— Begin Data supplied —

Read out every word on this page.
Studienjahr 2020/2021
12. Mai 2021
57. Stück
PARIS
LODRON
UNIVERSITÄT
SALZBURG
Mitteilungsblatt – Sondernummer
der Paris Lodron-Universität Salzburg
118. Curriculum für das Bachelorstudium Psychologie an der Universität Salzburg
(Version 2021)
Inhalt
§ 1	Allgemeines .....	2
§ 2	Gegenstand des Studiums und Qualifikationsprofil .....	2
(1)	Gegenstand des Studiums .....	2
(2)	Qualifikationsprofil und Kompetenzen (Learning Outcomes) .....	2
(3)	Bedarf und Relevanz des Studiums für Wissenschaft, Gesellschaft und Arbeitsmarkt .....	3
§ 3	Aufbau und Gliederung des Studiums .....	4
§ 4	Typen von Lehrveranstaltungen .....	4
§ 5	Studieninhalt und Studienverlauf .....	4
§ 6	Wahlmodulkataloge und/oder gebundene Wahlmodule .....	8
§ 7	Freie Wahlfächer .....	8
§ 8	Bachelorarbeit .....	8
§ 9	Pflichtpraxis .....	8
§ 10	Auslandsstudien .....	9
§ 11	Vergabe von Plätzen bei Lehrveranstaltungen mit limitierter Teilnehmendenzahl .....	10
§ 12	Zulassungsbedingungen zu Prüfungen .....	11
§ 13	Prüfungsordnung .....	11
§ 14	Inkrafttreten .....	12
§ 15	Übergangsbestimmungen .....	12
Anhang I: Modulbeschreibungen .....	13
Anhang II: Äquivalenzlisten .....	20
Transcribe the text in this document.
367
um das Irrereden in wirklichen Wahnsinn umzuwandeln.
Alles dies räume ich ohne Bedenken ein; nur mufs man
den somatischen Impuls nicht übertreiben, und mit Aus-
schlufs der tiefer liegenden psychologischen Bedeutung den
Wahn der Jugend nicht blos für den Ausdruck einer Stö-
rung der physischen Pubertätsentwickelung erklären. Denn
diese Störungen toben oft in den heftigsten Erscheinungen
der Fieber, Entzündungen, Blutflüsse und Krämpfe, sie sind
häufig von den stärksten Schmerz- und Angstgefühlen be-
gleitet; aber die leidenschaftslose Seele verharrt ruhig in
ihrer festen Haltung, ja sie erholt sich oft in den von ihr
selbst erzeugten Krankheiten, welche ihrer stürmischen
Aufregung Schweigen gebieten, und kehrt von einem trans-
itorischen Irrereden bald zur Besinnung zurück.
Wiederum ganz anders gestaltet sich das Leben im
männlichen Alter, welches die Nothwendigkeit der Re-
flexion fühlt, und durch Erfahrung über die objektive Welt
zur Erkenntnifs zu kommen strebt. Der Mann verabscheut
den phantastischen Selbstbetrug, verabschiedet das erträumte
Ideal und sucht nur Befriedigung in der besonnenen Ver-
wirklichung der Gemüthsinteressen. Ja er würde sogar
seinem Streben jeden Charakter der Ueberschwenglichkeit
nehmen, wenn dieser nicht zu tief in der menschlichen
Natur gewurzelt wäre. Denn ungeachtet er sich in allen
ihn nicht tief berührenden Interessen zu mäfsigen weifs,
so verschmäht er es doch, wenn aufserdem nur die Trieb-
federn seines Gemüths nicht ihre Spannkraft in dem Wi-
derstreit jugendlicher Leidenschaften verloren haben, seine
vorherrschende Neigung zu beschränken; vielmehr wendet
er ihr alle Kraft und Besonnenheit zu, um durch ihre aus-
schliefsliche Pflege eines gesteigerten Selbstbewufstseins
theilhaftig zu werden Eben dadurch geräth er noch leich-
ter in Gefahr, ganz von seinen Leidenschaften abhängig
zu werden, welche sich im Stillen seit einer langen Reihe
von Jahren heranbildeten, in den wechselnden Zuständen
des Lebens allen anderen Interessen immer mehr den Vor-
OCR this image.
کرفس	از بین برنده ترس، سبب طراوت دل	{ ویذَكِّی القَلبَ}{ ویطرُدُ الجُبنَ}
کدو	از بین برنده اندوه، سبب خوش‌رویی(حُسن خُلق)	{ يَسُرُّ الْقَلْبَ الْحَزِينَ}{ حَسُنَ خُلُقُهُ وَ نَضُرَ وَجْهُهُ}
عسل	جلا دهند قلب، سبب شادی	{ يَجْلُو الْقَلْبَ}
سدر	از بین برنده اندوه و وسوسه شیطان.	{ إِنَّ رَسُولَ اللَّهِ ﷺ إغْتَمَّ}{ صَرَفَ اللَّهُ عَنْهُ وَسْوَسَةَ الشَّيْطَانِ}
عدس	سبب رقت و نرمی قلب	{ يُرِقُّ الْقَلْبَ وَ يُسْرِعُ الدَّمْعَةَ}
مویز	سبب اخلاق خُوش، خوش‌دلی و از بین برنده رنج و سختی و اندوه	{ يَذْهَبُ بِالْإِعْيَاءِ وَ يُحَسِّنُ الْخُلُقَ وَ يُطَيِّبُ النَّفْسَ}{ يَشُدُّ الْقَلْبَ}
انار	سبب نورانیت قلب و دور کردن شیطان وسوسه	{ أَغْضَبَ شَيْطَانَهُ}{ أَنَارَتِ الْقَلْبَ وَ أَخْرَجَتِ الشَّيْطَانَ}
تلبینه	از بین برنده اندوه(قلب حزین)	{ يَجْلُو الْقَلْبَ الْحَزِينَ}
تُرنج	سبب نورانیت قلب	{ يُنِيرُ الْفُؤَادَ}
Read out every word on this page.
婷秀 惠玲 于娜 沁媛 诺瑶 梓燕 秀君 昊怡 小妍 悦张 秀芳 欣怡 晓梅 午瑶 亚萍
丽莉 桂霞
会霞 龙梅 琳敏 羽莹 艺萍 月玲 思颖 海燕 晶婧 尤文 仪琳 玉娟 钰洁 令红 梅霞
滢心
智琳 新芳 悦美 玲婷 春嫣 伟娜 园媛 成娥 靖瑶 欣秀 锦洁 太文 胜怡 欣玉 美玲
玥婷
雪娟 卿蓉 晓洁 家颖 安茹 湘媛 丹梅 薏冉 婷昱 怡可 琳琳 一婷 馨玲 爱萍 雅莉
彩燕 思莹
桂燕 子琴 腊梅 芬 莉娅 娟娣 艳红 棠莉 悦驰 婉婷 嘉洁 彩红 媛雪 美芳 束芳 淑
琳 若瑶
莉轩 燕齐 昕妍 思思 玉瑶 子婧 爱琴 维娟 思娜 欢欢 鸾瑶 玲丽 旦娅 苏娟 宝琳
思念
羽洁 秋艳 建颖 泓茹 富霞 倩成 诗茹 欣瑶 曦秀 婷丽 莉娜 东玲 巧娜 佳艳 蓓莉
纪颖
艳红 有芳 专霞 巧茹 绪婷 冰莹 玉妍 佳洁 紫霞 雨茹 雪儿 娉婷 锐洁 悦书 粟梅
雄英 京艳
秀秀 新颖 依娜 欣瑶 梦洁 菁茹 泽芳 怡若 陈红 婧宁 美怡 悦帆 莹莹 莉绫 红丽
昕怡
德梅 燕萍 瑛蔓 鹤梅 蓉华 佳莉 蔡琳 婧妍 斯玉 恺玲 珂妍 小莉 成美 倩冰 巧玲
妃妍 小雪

— End Data supplied —

Problem statement: Transcribe the data above in full, exactly.

In response:
Read out every word on this page.
Studienjahr 2020/2021
12. Mai 2021
57. Stück
PARIS
LODRON
UNIVERSITÄT
SALZBURG
Mitteilungsblatt – Sondernummer
der Paris Lodron-Universität Salzburg
118. Curriculum für das Bachelorstudium Psychologie an der Universität Salzburg
(Version 2021)
Inhalt
§ 1	Allgemeines .....	2
§ 2	Gegenstand des Studiums und Qualifikationsprofil .....	2
(1)	Gegenstand des Studiums .....	2
(2)	Qualifikationsprofil und Kompetenzen (Learning Outcomes) .....	2
(3)	Bedarf und Relevanz des Studiums für Wissenschaft, Gesellschaft und Arbeitsmarkt .....	3
§ 3	Aufbau und Gliederung des Studiums .....	4
§ 4	Typen von Lehrveranstaltungen .....	4
§ 5	Studieninhalt und Studienverlauf .....	4
§ 6	Wahlmodulkataloge und/oder gebundene Wahlmodule .....	8
§ 7	Freie Wahlfächer .....	8
§ 8	Bachelorarbeit .....	8
§ 9	Pflichtpraxis .....	8
§ 10	Auslandsstudien .....	9
§ 11	Vergabe von Plätzen bei Lehrveranstaltungen mit limitierter Teilnehmendenzahl .....	10
§ 12	Zulassungsbedingungen zu Prüfungen .....	11
§ 13	Prüfungsordnung .....	11
§ 14	Inkrafttreten .....	12
§ 15	Übergangsbestimmungen .....	12
Anhang I: Modulbeschreibungen .....	13
Anhang II: Äquivalenzlisten .....	20
Transcribe the text in this document.
367
um das Irrereden in wirklichen Wahnsinn umzuwandeln.
Alles dies räume ich ohne Bedenken ein; nur mufs man
den somatischen Impuls nicht übertreiben, und mit Aus-
schlufs der tiefer liegenden psychologischen Bedeutung den
Wahn der Jugend nicht blos für den Ausdruck einer Stö-
rung der physischen Pubertätsentwickelung erklären. Denn
diese Störungen toben oft in den heftigsten Erscheinungen
der Fieber, Entzündungen, Blutflüsse und Krämpfe, sie sind
häufig von den stärksten Schmerz- und Angstgefühlen be-
gleitet; aber die leidenschaftslose Seele verharrt ruhig in
ihrer festen Haltung, ja sie erholt sich oft in den von ihr
selbst erzeugten Krankheiten, welche ihrer stürmischen
Aufregung Schweigen gebieten, und kehrt von einem trans-
itorischen Irrereden bald zur Besinnung zurück.
Wiederum ganz anders gestaltet sich das Leben im
männlichen Alter, welches die Nothwendigkeit der Re-
flexion fühlt, und durch Erfahrung über die objektive Welt
zur Erkenntnifs zu kommen strebt. Der Mann verabscheut
den phantastischen Selbstbetrug, verabschiedet das erträumte
Ideal und sucht nur Befriedigung in der besonnenen Ver-
wirklichung der Gemüthsinteressen. Ja er würde sogar
seinem Streben jeden Charakter der Ueberschwenglichkeit
nehmen, wenn dieser nicht zu tief in der menschlichen
Natur gewurzelt wäre. Denn ungeachtet er sich in allen
ihn nicht tief berührenden Interessen zu mäfsigen weifs,
so verschmäht er es doch, wenn aufserdem nur die Trieb-
federn seines Gemüths nicht ihre Spannkraft in dem Wi-
derstreit jugendlicher Leidenschaften verloren haben, seine
vorherrschende Neigung zu beschränken; vielmehr wendet
er ihr alle Kraft und Besonnenheit zu, um durch ihre aus-
schliefsliche Pflege eines gesteigerten Selbstbewufstseins
theilhaftig zu werden Eben dadurch geräth er noch leich-
ter in Gefahr, ganz von seinen Leidenschaften abhängig
zu werden, welche sich im Stillen seit einer langen Reihe
von Jahren heranbildeten, in den wechselnden Zuständen
des Lebens allen anderen Interessen immer mehr den Vor-
OCR this image.
کرفس	از بین برنده ترس، سبب طراوت دل	{ ویذَكِّی القَلبَ}{ ویطرُدُ الجُبنَ}
کدو	از بین برنده اندوه، سبب خوش‌رویی(حُسن خُلق)	{ يَسُرُّ الْقَلْبَ الْحَزِينَ}{ حَسُنَ خُلُقُهُ وَ نَضُرَ وَجْهُهُ}
عسل	جلا دهند قلب، سبب شادی	{ يَجْلُو الْقَلْبَ}
سدر	از بین برنده اندوه و وسوسه شیطان.	{ إِنَّ رَسُولَ اللَّهِ ﷺ إغْتَمَّ}{ صَرَفَ اللَّهُ عَنْهُ وَسْوَسَةَ الشَّيْطَانِ}
عدس	سبب رقت و نرمی قلب	{ يُرِقُّ الْقَلْبَ وَ يُسْرِعُ الدَّمْعَةَ}
مویز	سبب اخلاق خُوش، خوش‌دلی و از بین برنده رنج و سختی و اندوه	{ يَذْهَبُ بِالْإِعْيَاءِ وَ يُحَسِّنُ الْخُلُقَ وَ يُطَيِّبُ النَّفْسَ}{ يَشُدُّ الْقَلْبَ}
انار	سبب نورانیت قلب و دور کردن شیطان وسوسه	{ أَغْضَبَ شَيْطَانَهُ}{ أَنَارَتِ الْقَلْبَ وَ أَخْرَجَتِ الشَّيْطَانَ}
تلبینه	از بین برنده اندوه(قلب حزین)	{ يَجْلُو الْقَلْبَ الْحَزِينَ}
تُرنج	سبب نورانیت قلب	{ يُنِيرُ الْفُؤَادَ}
Read out every word on this page.
婷秀 惠玲 于娜 沁媛 诺瑶 梓燕 秀君 昊怡 小妍 悦张 秀芳 欣怡 晓梅 午瑶 亚萍
丽莉 桂霞
会霞 龙梅 琳敏 羽莹 艺萍 月玲 思颖 海燕 晶婧 尤文 仪琳 玉娟 钰洁 令红 梅霞
滢心
智琳 新芳 悦美 玲婷 春嫣 伟娜 园媛 成娥 靖瑶 欣秀 锦洁 太文 胜怡 欣玉 美玲
玥婷
雪娟 卿蓉 晓洁 家颖 安茹 湘媛 丹梅 薏冉 婷昱 怡可 琳琳 一婷 馨玲 爱萍 雅莉
彩燕 思莹
桂燕 子琴 腊梅 芬 莉娅 娟娣 艳红 棠莉 悦驰 婉婷 嘉洁 彩红 媛雪 美芳 束芳 淑
琳 若瑶
莉轩 燕齐 昕妍 思思 玉瑶 子婧 爱琴 维娟 思娜 欢欢 鸾瑶 玲丽 旦娅 苏娟 宝琳
思念
羽洁 秋艳 建颖 泓茹 富霞 倩成 诗茹 欣瑶 曦秀 婷丽 莉娜 东玲 巧娜 佳艳 蓓莉
纪颖
艳红 有芳 专霞 巧茹 绪婷 冰莹 玉妍 佳洁 紫霞 雨茹 雪儿 娉婷 锐洁 悦书 粟梅
雄英 京艳
秀秀 新颖 依娜 欣瑶 梦洁 菁茹 泽芳 怡若 陈红 婧宁 美怡 悦帆 莹莹 莉绫 红丽
昕怡
德梅 燕萍 瑛蔓 鹤梅 蓉华 佳莉 蔡琳 婧妍 斯玉 恺玲 珂妍 小莉 成美 倩冰 巧玲
妃妍 小雪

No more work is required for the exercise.